→ **What is required**:
Word for word, print each line of the listing below; pictures stay out.

※

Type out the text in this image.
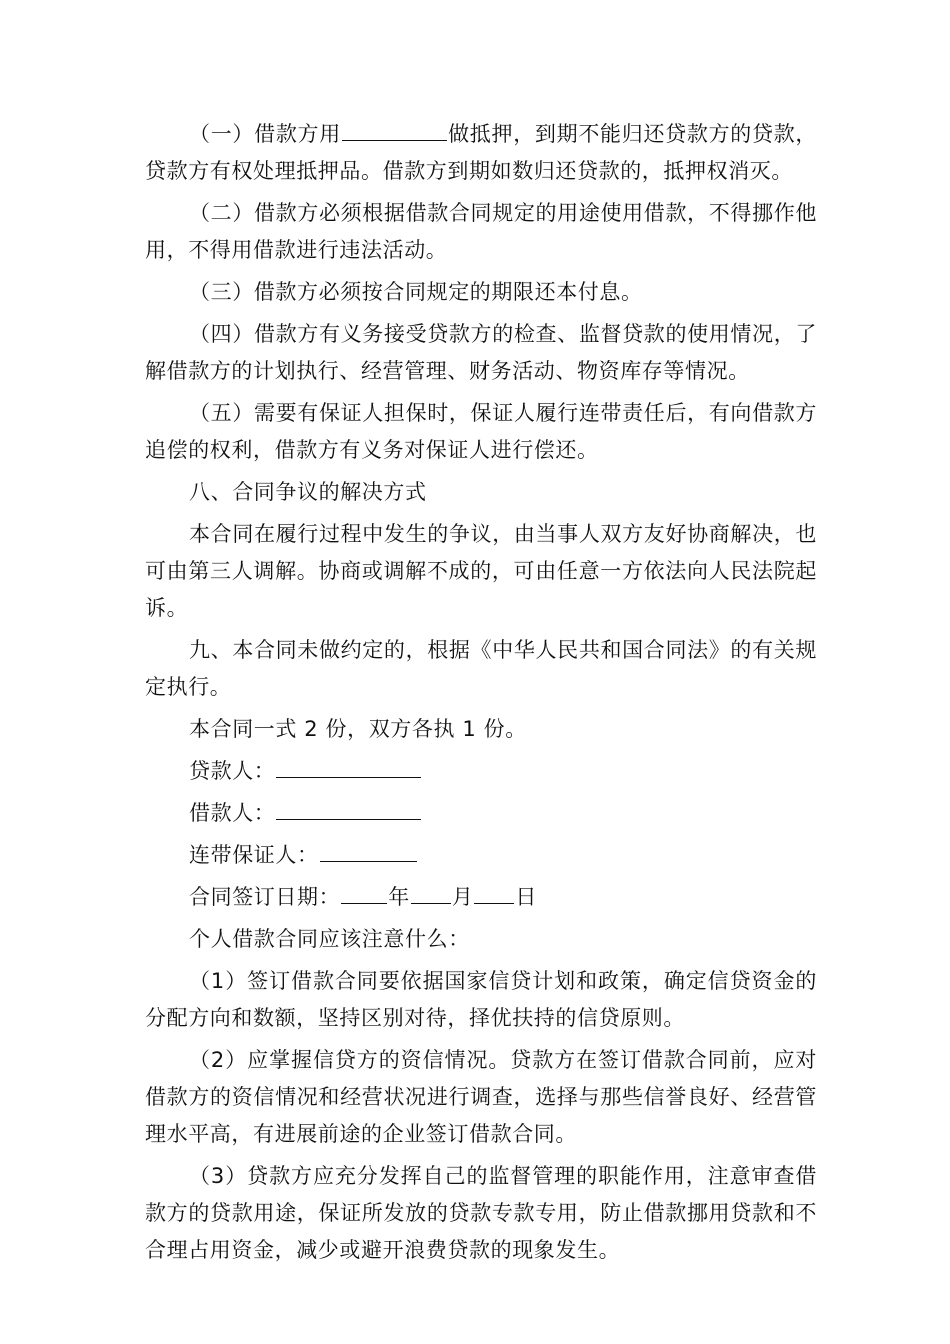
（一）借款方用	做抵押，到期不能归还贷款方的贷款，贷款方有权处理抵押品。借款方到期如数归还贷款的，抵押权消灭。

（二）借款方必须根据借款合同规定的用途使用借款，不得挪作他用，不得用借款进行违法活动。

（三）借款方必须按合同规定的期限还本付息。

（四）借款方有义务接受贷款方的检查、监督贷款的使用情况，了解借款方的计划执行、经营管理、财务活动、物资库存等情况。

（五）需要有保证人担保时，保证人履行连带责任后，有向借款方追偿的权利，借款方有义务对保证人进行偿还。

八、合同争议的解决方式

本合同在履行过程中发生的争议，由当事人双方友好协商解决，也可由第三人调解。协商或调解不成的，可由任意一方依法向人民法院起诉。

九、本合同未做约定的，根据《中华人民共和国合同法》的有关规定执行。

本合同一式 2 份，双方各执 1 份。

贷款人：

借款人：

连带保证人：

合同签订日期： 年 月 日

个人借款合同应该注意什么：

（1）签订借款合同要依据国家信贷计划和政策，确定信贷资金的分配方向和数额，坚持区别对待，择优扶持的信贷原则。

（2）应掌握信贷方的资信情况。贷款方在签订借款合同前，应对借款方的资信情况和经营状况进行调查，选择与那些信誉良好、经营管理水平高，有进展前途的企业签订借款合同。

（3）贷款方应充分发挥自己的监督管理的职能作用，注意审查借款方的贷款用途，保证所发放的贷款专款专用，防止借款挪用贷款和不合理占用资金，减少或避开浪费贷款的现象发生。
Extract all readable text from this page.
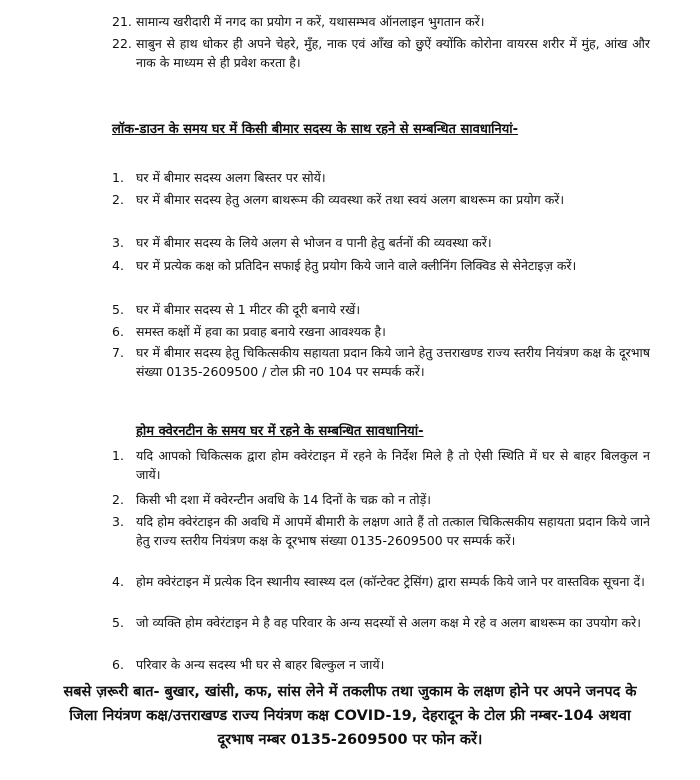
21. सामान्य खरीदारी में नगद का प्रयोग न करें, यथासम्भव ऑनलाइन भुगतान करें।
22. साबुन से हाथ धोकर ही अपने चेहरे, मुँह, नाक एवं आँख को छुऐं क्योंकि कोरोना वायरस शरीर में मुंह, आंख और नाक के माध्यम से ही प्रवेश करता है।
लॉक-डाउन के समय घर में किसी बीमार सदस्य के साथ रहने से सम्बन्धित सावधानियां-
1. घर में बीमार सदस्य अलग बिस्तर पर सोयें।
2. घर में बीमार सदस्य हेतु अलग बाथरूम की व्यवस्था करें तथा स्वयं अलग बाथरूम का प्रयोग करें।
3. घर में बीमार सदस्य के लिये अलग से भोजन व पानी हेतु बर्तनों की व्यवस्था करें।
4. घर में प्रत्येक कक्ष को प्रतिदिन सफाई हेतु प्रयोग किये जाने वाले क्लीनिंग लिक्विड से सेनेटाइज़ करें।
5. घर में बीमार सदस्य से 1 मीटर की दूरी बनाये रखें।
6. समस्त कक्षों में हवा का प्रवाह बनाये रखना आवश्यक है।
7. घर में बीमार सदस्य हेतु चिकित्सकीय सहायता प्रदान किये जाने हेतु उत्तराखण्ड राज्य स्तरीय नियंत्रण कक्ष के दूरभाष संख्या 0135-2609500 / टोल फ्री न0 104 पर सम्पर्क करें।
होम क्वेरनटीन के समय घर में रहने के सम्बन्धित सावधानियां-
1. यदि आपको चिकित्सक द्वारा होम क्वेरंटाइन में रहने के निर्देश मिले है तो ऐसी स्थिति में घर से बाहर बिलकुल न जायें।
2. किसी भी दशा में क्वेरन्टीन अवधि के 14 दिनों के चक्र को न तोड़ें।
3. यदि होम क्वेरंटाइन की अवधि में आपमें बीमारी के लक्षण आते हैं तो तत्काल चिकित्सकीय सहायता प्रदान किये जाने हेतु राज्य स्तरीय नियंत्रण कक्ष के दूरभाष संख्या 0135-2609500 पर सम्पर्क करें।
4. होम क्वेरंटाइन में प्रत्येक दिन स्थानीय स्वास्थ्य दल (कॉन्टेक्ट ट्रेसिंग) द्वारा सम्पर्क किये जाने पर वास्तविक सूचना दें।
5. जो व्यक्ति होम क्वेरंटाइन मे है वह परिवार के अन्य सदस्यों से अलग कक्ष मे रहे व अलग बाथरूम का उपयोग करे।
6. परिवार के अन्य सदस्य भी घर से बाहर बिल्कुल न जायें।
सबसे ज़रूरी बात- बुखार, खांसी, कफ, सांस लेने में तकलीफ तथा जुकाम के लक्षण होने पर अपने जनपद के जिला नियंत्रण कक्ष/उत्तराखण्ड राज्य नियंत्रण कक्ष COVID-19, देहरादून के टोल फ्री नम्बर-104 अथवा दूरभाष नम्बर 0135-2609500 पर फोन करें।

※

→ **Worked answer**:
Type out the text in this image.
（一）借款方用	做抵押，到期不能归还贷款方的贷款，贷款方有权处理抵押品。借款方到期如数归还贷款的，抵押权消灭。

（二）借款方必须根据借款合同规定的用途使用借款，不得挪作他用，不得用借款进行违法活动。

（三）借款方必须按合同规定的期限还本付息。

（四）借款方有义务接受贷款方的检查、监督贷款的使用情况，了解借款方的计划执行、经营管理、财务活动、物资库存等情况。

（五）需要有保证人担保时，保证人履行连带责任后，有向借款方追偿的权利，借款方有义务对保证人进行偿还。

八、合同争议的解决方式

本合同在履行过程中发生的争议，由当事人双方友好协商解决，也可由第三人调解。协商或调解不成的，可由任意一方依法向人民法院起诉。

九、本合同未做约定的，根据《中华人民共和国合同法》的有关规定执行。

本合同一式 2 份，双方各执 1 份。

贷款人：

借款人：

连带保证人：

合同签订日期： 年 月 日

个人借款合同应该注意什么：

（1）签订借款合同要依据国家信贷计划和政策，确定信贷资金的分配方向和数额，坚持区别对待，择优扶持的信贷原则。

（2）应掌握信贷方的资信情况。贷款方在签订借款合同前，应对借款方的资信情况和经营状况进行调查，选择与那些信誉良好、经营管理水平高，有进展前途的企业签订借款合同。

（3）贷款方应充分发挥自己的监督管理的职能作用，注意审查借款方的贷款用途，保证所发放的贷款专款专用，防止借款挪用贷款和不合理占用资金，减少或避开浪费贷款的现象发生。
Extract all readable text from this page.
21. सामान्य खरीदारी में नगद का प्रयोग न करें, यथासम्भव ऑनलाइन भुगतान करें।
22. साबुन से हाथ धोकर ही अपने चेहरे, मुँह, नाक एवं आँख को छुऐं क्योंकि कोरोना वायरस शरीर में मुंह, आंख और नाक के माध्यम से ही प्रवेश करता है।
लॉक-डाउन के समय घर में किसी बीमार सदस्य के साथ रहने से सम्बन्धित सावधानियां-
1. घर में बीमार सदस्य अलग बिस्तर पर सोयें।
2. घर में बीमार सदस्य हेतु अलग बाथरूम की व्यवस्था करें तथा स्वयं अलग बाथरूम का प्रयोग करें।
3. घर में बीमार सदस्य के लिये अलग से भोजन व पानी हेतु बर्तनों की व्यवस्था करें।
4. घर में प्रत्येक कक्ष को प्रतिदिन सफाई हेतु प्रयोग किये जाने वाले क्लीनिंग लिक्विड से सेनेटाइज़ करें।
5. घर में बीमार सदस्य से 1 मीटर की दूरी बनाये रखें।
6. समस्त कक्षों में हवा का प्रवाह बनाये रखना आवश्यक है।
7. घर में बीमार सदस्य हेतु चिकित्सकीय सहायता प्रदान किये जाने हेतु उत्तराखण्ड राज्य स्तरीय नियंत्रण कक्ष के दूरभाष संख्या 0135-2609500 / टोल फ्री न0 104 पर सम्पर्क करें।
होम क्वेरनटीन के समय घर में रहने के सम्बन्धित सावधानियां-
1. यदि आपको चिकित्सक द्वारा होम क्वेरंटाइन में रहने के निर्देश मिले है तो ऐसी स्थिति में घर से बाहर बिलकुल न जायें।
2. किसी भी दशा में क्वेरन्टीन अवधि के 14 दिनों के चक्र को न तोड़ें।
3. यदि होम क्वेरंटाइन की अवधि में आपमें बीमारी के लक्षण आते हैं तो तत्काल चिकित्सकीय सहायता प्रदान किये जाने हेतु राज्य स्तरीय नियंत्रण कक्ष के दूरभाष संख्या 0135-2609500 पर सम्पर्क करें।
4. होम क्वेरंटाइन में प्रत्येक दिन स्थानीय स्वास्थ्य दल (कॉन्टेक्ट ट्रेसिंग) द्वारा सम्पर्क किये जाने पर वास्तविक सूचना दें।
5. जो व्यक्ति होम क्वेरंटाइन मे है वह परिवार के अन्य सदस्यों से अलग कक्ष मे रहे व अलग बाथरूम का उपयोग करे।
6. परिवार के अन्य सदस्य भी घर से बाहर बिल्कुल न जायें।
सबसे ज़रूरी बात- बुखार, खांसी, कफ, सांस लेने में तकलीफ तथा जुकाम के लक्षण होने पर अपने जनपद के जिला नियंत्रण कक्ष/उत्तराखण्ड राज्य नियंत्रण कक्ष COVID-19, देहरादून के टोल फ्री नम्बर-104 अथवा दूरभाष नम्बर 0135-2609500 पर फोन करें।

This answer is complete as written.